**** Records supplied ****

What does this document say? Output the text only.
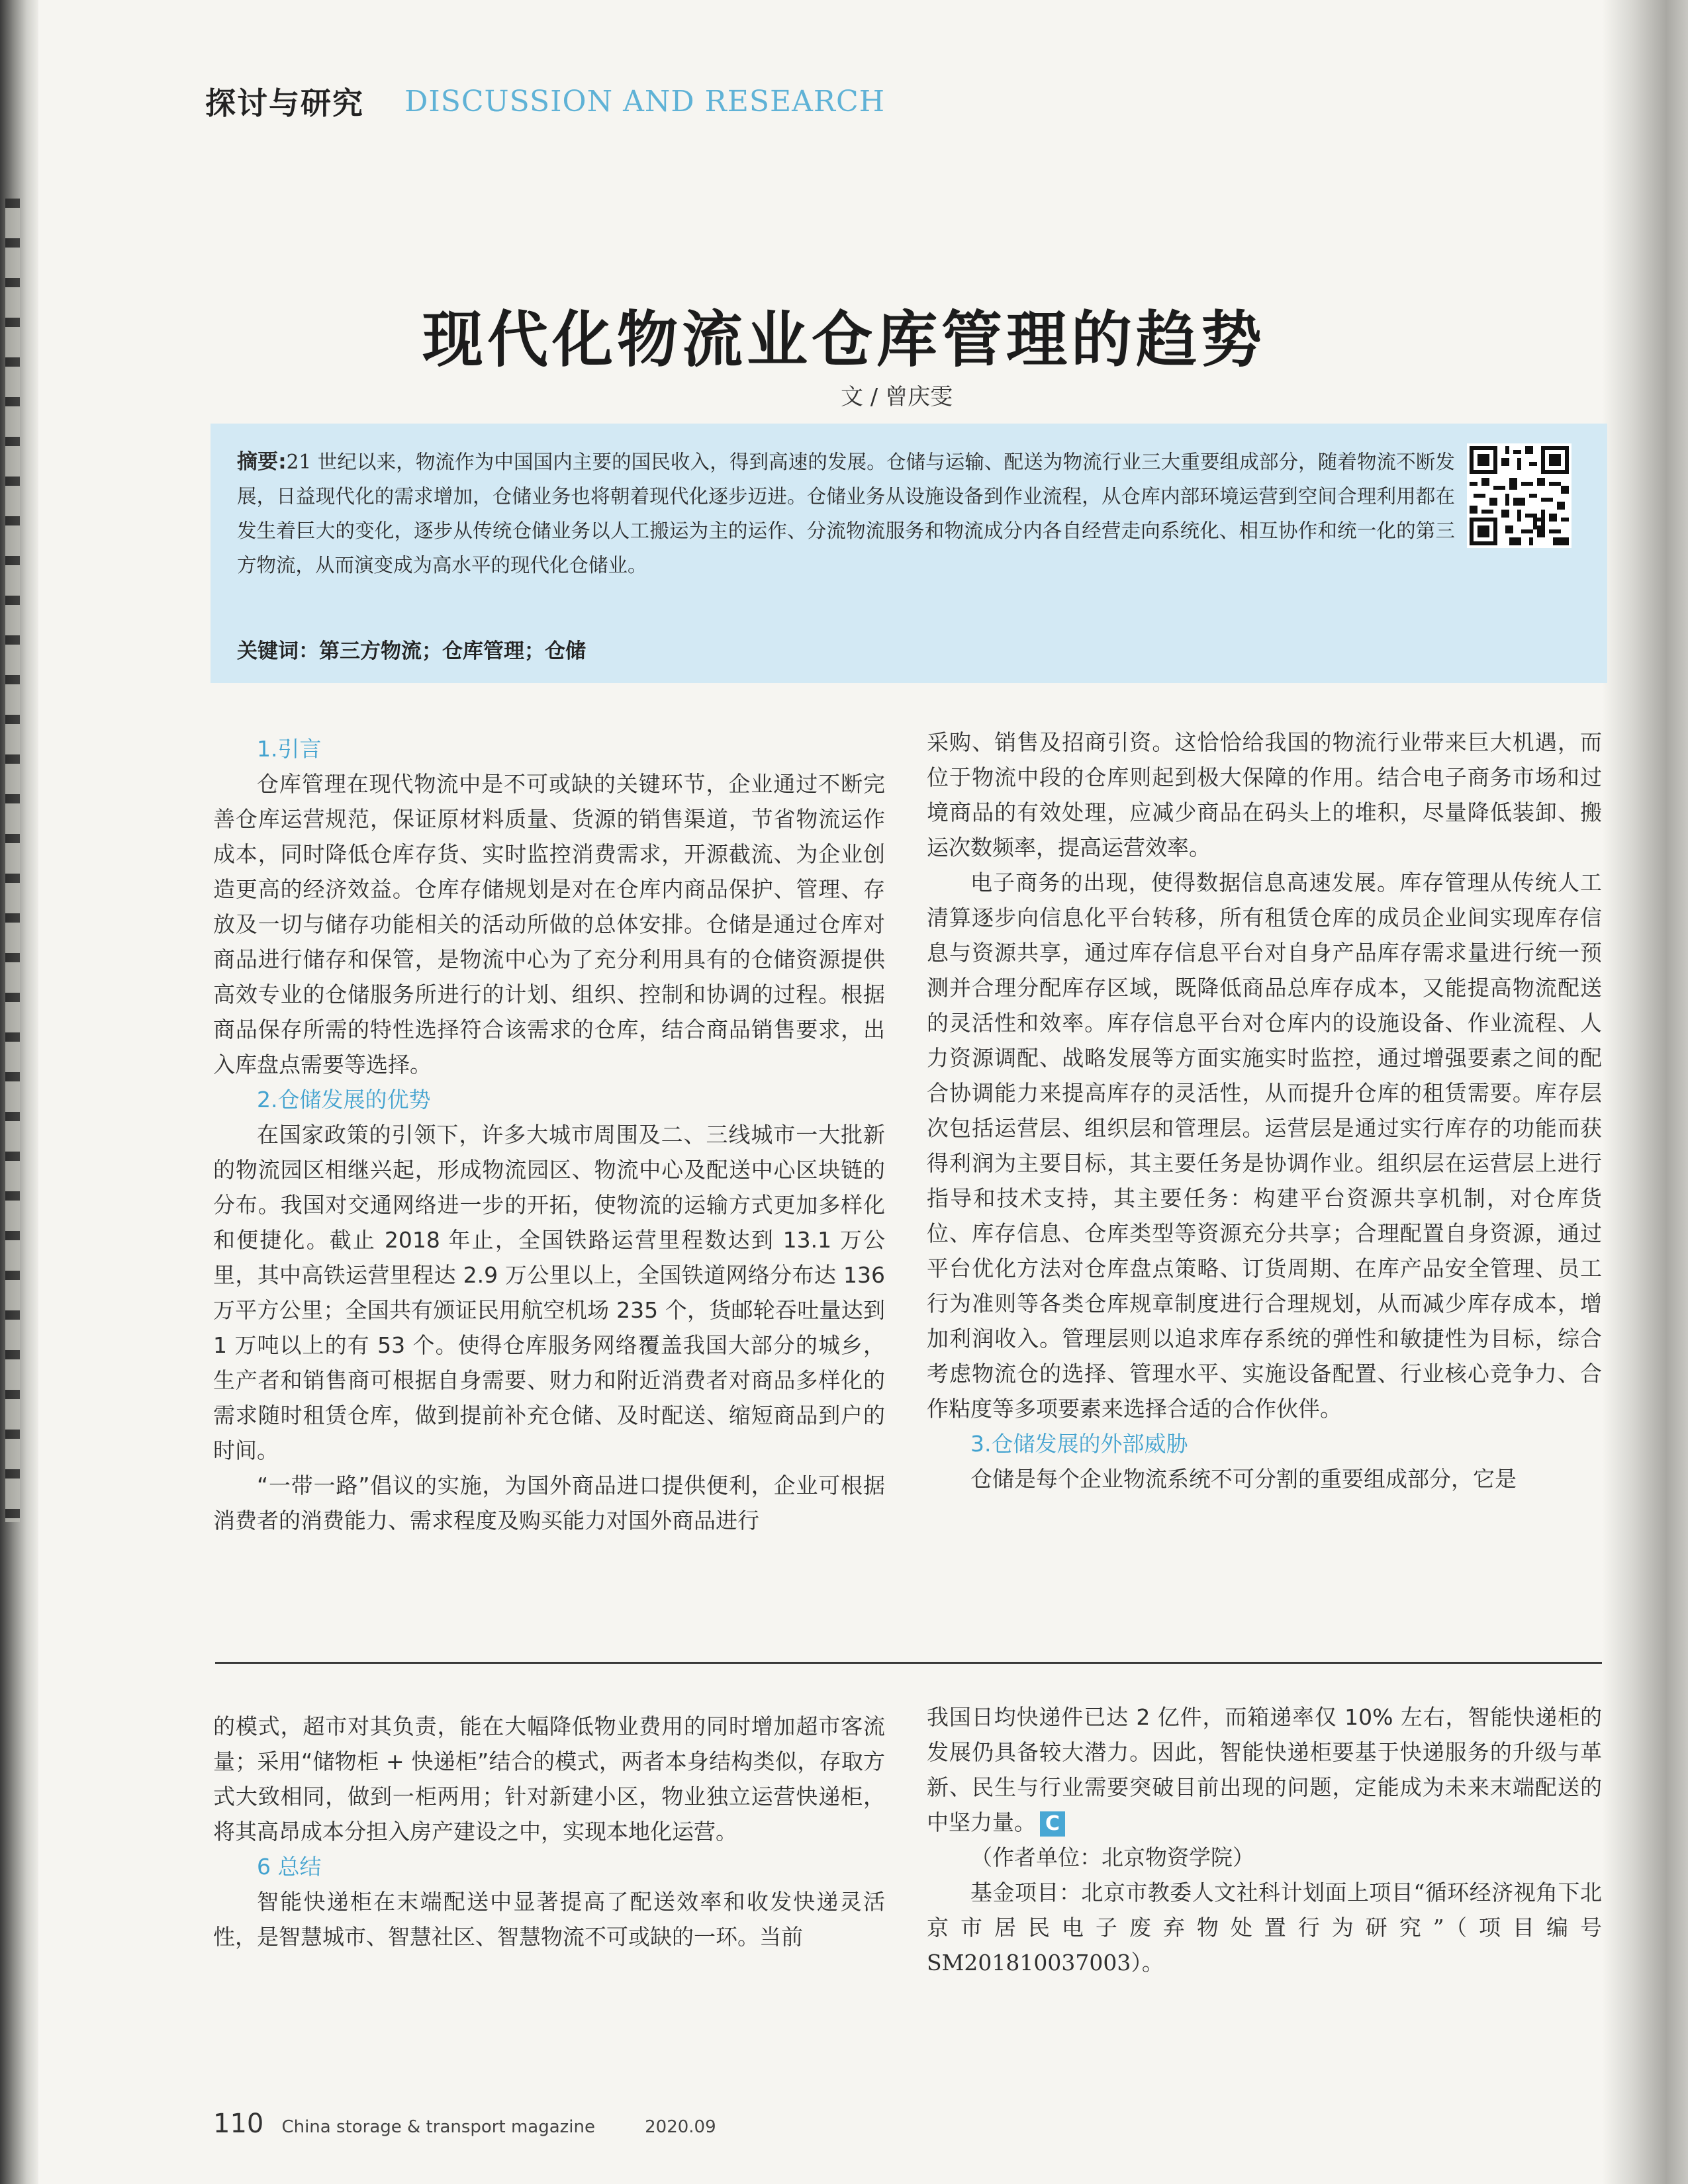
探讨与研究 DISCUSSION AND RESEARCH
现代化物流业仓库管理的趋势
文 / 曾庆雯
摘要:21 世纪以来，物流作为中国国内主要的国民收入，得到高速的发展。仓储与运输、配送为物流行业三大重要组成部分，随着物流不断发展，日益现代化的需求增加，仓储业务也将朝着现代化逐步迈进。仓储业务从设施设备到作业流程，从仓库内部环境运营到空间合理利用都在发生着巨大的变化，逐步从传统仓储业务以人工搬运为主的运作、分流物流服务和物流成分内各自经营走向系统化、相互协作和统一化的第三方物流，从而演变成为高水平的现代化仓储业。
关键词：第三方物流；仓库管理；仓储
1.引言

仓库管理在现代物流中是不可或缺的关键环节，企业通过不断完善仓库运营规范，保证原材料质量、货源的销售渠道，节省物流运作成本，同时降低仓库存货、实时监控消费需求，开源截流、为企业创造更高的经济效益。仓库存储规划是对在仓库内商品保护、管理、存放及一切与储存功能相关的活动所做的总体安排。仓储是通过仓库对商品进行储存和保管，是物流中心为了充分利用具有的仓储资源提供高效专业的仓储服务所进行的计划、组织、控制和协调的过程。根据商品保存所需的特性选择符合该需求的仓库，结合商品销售要求，出入库盘点需要等选择。

2.仓储发展的优势

在国家政策的引领下，许多大城市周围及二、三线城市一大批新的物流园区相继兴起，形成物流园区、物流中心及配送中心区块链的分布。我国对交通网络进一步的开拓，使物流的运输方式更加多样化和便捷化。截止 2018 年止，全国铁路运营里程数达到 13.1 万公里，其中高铁运营里程达 2.9 万公里以上，全国铁道网络分布达 136 万平方公里；全国共有颁证民用航空机场 235 个，货邮轮吞吐量达到 1 万吨以上的有 53 个。使得仓库服务网络覆盖我国大部分的城乡，生产者和销售商可根据自身需要、财力和附近消费者对商品多样化的需求随时租赁仓库，做到提前补充仓储、及时配送、缩短商品到户的时间。

“一带一路”倡议的实施，为国外商品进口提供便利，企业可根据消费者的消费能力、需求程度及购买能力对国外商品进行

采购、销售及招商引资。这恰恰给我国的物流行业带来巨大机遇，而位于物流中段的仓库则起到极大保障的作用。结合电子商务市场和过境商品的有效处理，应减少商品在码头上的堆积，尽量降低装卸、搬运次数频率，提高运营效率。

电子商务的出现，使得数据信息高速发展。库存管理从传统人工清算逐步向信息化平台转移，所有租赁仓库的成员企业间实现库存信息与资源共享，通过库存信息平台对自身产品库存需求量进行统一预测并合理分配库存区域，既降低商品总库存成本，又能提高物流配送的灵活性和效率。库存信息平台对仓库内的设施设备、作业流程、人力资源调配、战略发展等方面实施实时监控，通过增强要素之间的配合协调能力来提高库存的灵活性，从而提升仓库的租赁需要。库存层次包括运营层、组织层和管理层。运营层是通过实行库存的功能而获得利润为主要目标，其主要任务是协调作业。组织层在运营层上进行指导和技术支持，其主要任务：构建平台资源共享机制，对仓库货位、库存信息、仓库类型等资源充分共享；合理配置自身资源，通过平台优化方法对仓库盘点策略、订货周期、在库产品安全管理、员工行为准则等各类仓库规章制度进行合理规划，从而减少库存成本，增加利润收入。管理层则以追求库存系统的弹性和敏捷性为目标，综合考虑物流仓的选择、管理水平、实施设备配置、行业核心竞争力、合作粘度等多项要素来选择合适的合作伙伴。

3.仓储发展的外部威胁

仓储是每个企业物流系统不可分割的重要组成部分，它是

的模式，超市对其负责，能在大幅降低物业费用的同时增加超市客流量；采用“储物柜 + 快递柜”结合的模式，两者本身结构类似，存取方式大致相同，做到一柜两用；针对新建小区，物业独立运营快递柜，将其高昂成本分担入房产建设之中，实现本地化运营。

6 总结

智能快递柜在末端配送中显著提高了配送效率和收发快递灵活性，是智慧城市、智慧社区、智慧物流不可或缺的一环。当前

我国日均快递件已达 2 亿件，而箱递率仅 10% 左右，智能快递柜的发展仍具备较大潜力。因此，智能快递柜要基于快递服务的升级与革新、民生与行业需要突破目前出现的问题，定能成为未来末端配送的中坚力量。 C

（作者单位：北京物资学院）

基金项目：北京市教委人文社科计划面上项目“循环经济视角下北京市居民电子废弃物处置行为研究”（项目编号 SM201810037003）。

110 China storage & transport magazine	2020.09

****

▶ **Stated task**
Copy everything in the records above except the pictures, exactly as written.

▶ **Written response**
What does this document say? Output the text only.
探讨与研究 DISCUSSION AND RESEARCH
现代化物流业仓库管理的趋势
文 / 曾庆雯
摘要:21 世纪以来，物流作为中国国内主要的国民收入，得到高速的发展。仓储与运输、配送为物流行业三大重要组成部分，随着物流不断发展，日益现代化的需求增加，仓储业务也将朝着现代化逐步迈进。仓储业务从设施设备到作业流程，从仓库内部环境运营到空间合理利用都在发生着巨大的变化，逐步从传统仓储业务以人工搬运为主的运作、分流物流服务和物流成分内各自经营走向系统化、相互协作和统一化的第三方物流，从而演变成为高水平的现代化仓储业。
关键词：第三方物流；仓库管理；仓储
1.引言

仓库管理在现代物流中是不可或缺的关键环节，企业通过不断完善仓库运营规范，保证原材料质量、货源的销售渠道，节省物流运作成本，同时降低仓库存货、实时监控消费需求，开源截流、为企业创造更高的经济效益。仓库存储规划是对在仓库内商品保护、管理、存放及一切与储存功能相关的活动所做的总体安排。仓储是通过仓库对商品进行储存和保管，是物流中心为了充分利用具有的仓储资源提供高效专业的仓储服务所进行的计划、组织、控制和协调的过程。根据商品保存所需的特性选择符合该需求的仓库，结合商品销售要求，出入库盘点需要等选择。

2.仓储发展的优势

在国家政策的引领下，许多大城市周围及二、三线城市一大批新的物流园区相继兴起，形成物流园区、物流中心及配送中心区块链的分布。我国对交通网络进一步的开拓，使物流的运输方式更加多样化和便捷化。截止 2018 年止，全国铁路运营里程数达到 13.1 万公里，其中高铁运营里程达 2.9 万公里以上，全国铁道网络分布达 136 万平方公里；全国共有颁证民用航空机场 235 个，货邮轮吞吐量达到 1 万吨以上的有 53 个。使得仓库服务网络覆盖我国大部分的城乡，生产者和销售商可根据自身需要、财力和附近消费者对商品多样化的需求随时租赁仓库，做到提前补充仓储、及时配送、缩短商品到户的时间。

“一带一路”倡议的实施，为国外商品进口提供便利，企业可根据消费者的消费能力、需求程度及购买能力对国外商品进行

采购、销售及招商引资。这恰恰给我国的物流行业带来巨大机遇，而位于物流中段的仓库则起到极大保障的作用。结合电子商务市场和过境商品的有效处理，应减少商品在码头上的堆积，尽量降低装卸、搬运次数频率，提高运营效率。

电子商务的出现，使得数据信息高速发展。库存管理从传统人工清算逐步向信息化平台转移，所有租赁仓库的成员企业间实现库存信息与资源共享，通过库存信息平台对自身产品库存需求量进行统一预测并合理分配库存区域，既降低商品总库存成本，又能提高物流配送的灵活性和效率。库存信息平台对仓库内的设施设备、作业流程、人力资源调配、战略发展等方面实施实时监控，通过增强要素之间的配合协调能力来提高库存的灵活性，从而提升仓库的租赁需要。库存层次包括运营层、组织层和管理层。运营层是通过实行库存的功能而获得利润为主要目标，其主要任务是协调作业。组织层在运营层上进行指导和技术支持，其主要任务：构建平台资源共享机制，对仓库货位、库存信息、仓库类型等资源充分共享；合理配置自身资源，通过平台优化方法对仓库盘点策略、订货周期、在库产品安全管理、员工行为准则等各类仓库规章制度进行合理规划，从而减少库存成本，增加利润收入。管理层则以追求库存系统的弹性和敏捷性为目标，综合考虑物流仓的选择、管理水平、实施设备配置、行业核心竞争力、合作粘度等多项要素来选择合适的合作伙伴。

3.仓储发展的外部威胁

仓储是每个企业物流系统不可分割的重要组成部分，它是

的模式，超市对其负责，能在大幅降低物业费用的同时增加超市客流量；采用“储物柜 + 快递柜”结合的模式，两者本身结构类似，存取方式大致相同，做到一柜两用；针对新建小区，物业独立运营快递柜，将其高昂成本分担入房产建设之中，实现本地化运营。

6 总结

智能快递柜在末端配送中显著提高了配送效率和收发快递灵活性，是智慧城市、智慧社区、智慧物流不可或缺的一环。当前

我国日均快递件已达 2 亿件，而箱递率仅 10% 左右，智能快递柜的发展仍具备较大潜力。因此，智能快递柜要基于快递服务的升级与革新、民生与行业需要突破目前出现的问题，定能成为未来末端配送的中坚力量。 C

（作者单位：北京物资学院）

基金项目：北京市教委人文社科计划面上项目“循环经济视角下北京市居民电子废弃物处置行为研究”（项目编号 SM201810037003）。

110 China storage & transport magazine	2020.09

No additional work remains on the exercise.